取り組む課題:
1) テツandトモの記事によると、お二人はここ4〜5年、年間およそ何本の舞台に出ていますか。
2) テツandトモの記事のうち、「などなど、誰もがテレビで観た記憶があるのではないでしょうか?」から「の土地でネタも探してますよ」」までを、両端の語句も含めて一字一句変えずに書き出してください。

本文抜粋:
__________________________________________________

こんにちは、ジモコロ編集長の柿次郎です。
僕は今までいろんなローカルの「面白いおじさん」に会ってきたんですが、彼らの共通点って「なんでだろう」だと思うんです。つまり「疑問と好奇心」。
子どもみたいに「なんで? どういうこと?」って言ってるおじさんほど、自分の人生をメチャクチャ楽しそうに生きている。ということは、人生を楽しむ秘訣は「なんでだろう」なのでは…?
大いなる世界の秘密に気づいてしまったので、今日は「なんでだろう」のプロに会いにきました。
そんなプロいる? いやいや、皆さん必ず一度は目にしたことがあるはずです…
この動きとジャージは……もしや……
そう…………
テツandトモさんです!!!
“昆布が海の中で出汁が出ないのなんでだろう〜”
“山登りする人はみんなチェックの服なのなんでだろう〜”
“教室のカーテンに巻きついて遊んでいるやつなんでだろう〜”
“救急車がくると「迎えにきたよ」っていうやつなんでだろう〜”
などなど、誰もがテレビで観た記憶があるのではないでしょうか?
「なんでだろう」で一世を風靡したお二人は、取材場所につくなり全力でネタを披露してくれました。サービス精神!!!
「歌も動きもキレがすごいですね」
「ここ4〜5年、年間約200本の舞台に出てますから」
「え、そんなに? 営業ですか?」
「はい。日本全国、地元のお祭りから企業さんの社内イベントまで色々です。行った先の土地でネタも探してますよ」
「めちゃめちゃ『なんでだろう』掘ってるじゃないですか…!」
「人生に『なんでだろう』は欠かせませんから!」
テレビで活躍していたお二人は、いまどのような思いで全国のステージに立っているのか? 本当に「なんでだろう」が人生に必要なの? テツandトモさんに話を聞きました!
営業で1時間の舞台を沸かせるプライドがある
「年間約200本の営業って、どんなスケジュールで動いてるんですか?」
「週の半分以上は東京以外にいますね。日帰りもありますし、2泊3日や4泊5日とか」
「同じ地域で固まらないこともあるので、北海道行った次の日に九州行って、さらに東北…みたいなこともあります」
「めっちゃ動いてる!」
地方企業のパーティーにサプライズゲストで登場(テツandトモ 公式ブログより)
「活動の中心をテレビから舞台に移されてますが、そうした全国を回る営業の面白さってどこにありますか?」
「…………」
「あれ???」
「テレビに出られなくなった芸人が、仕事がなくて地方を回ってる…みたいな考え、ちょっとだけ持ってませんか?」

__________________________________________________

データ抜粋:
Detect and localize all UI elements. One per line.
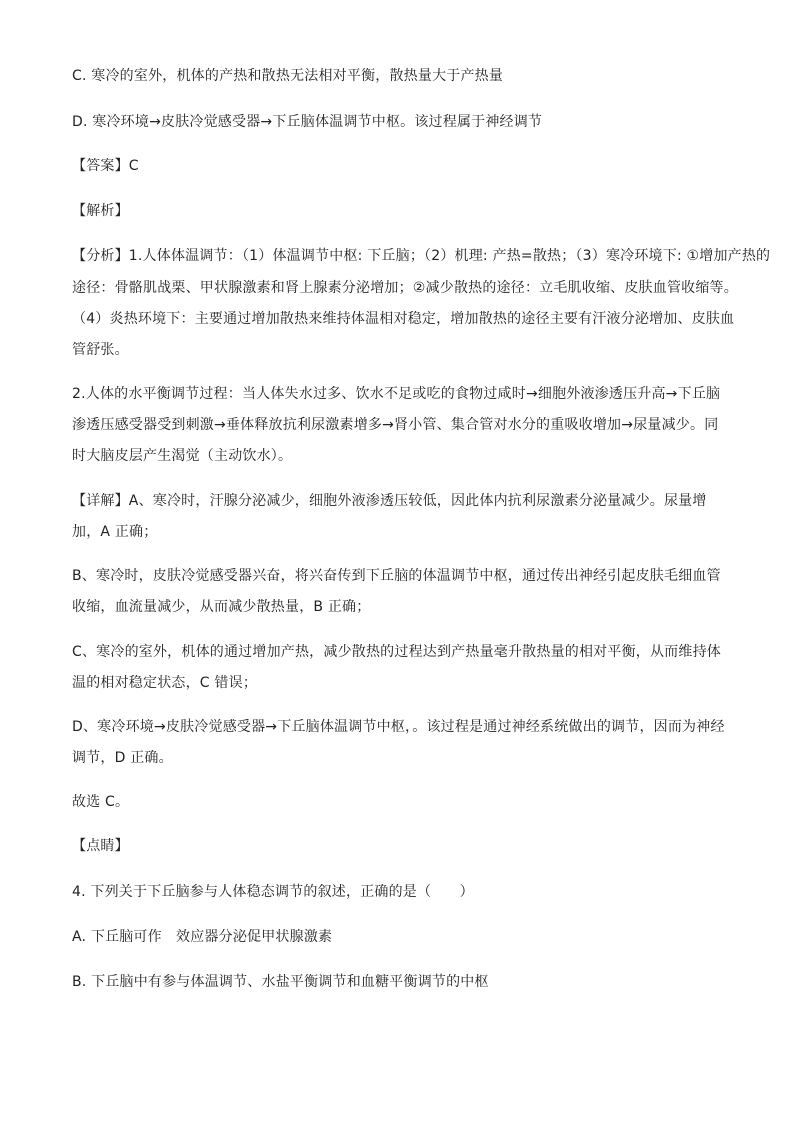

__________________________________________________

記述回答:
1) 年間約200本です。

2)
などなど、誰もがテレビで観た記憶があるのではないでしょうか?
「なんでだろう」で一世を風靡したお二人は、取材場所につくなり全力でネタを披露してくれました。サービス精神!!!
「歌も動きもキレがすごいですね」
「ここ4〜5年、年間約200本の舞台に出てますから」
「え、そんなに? 営業ですか?」
「はい。日本全国、地元のお祭りから企業さんの社内イベントまで色々です。行った先の土地でネタも探してますよ」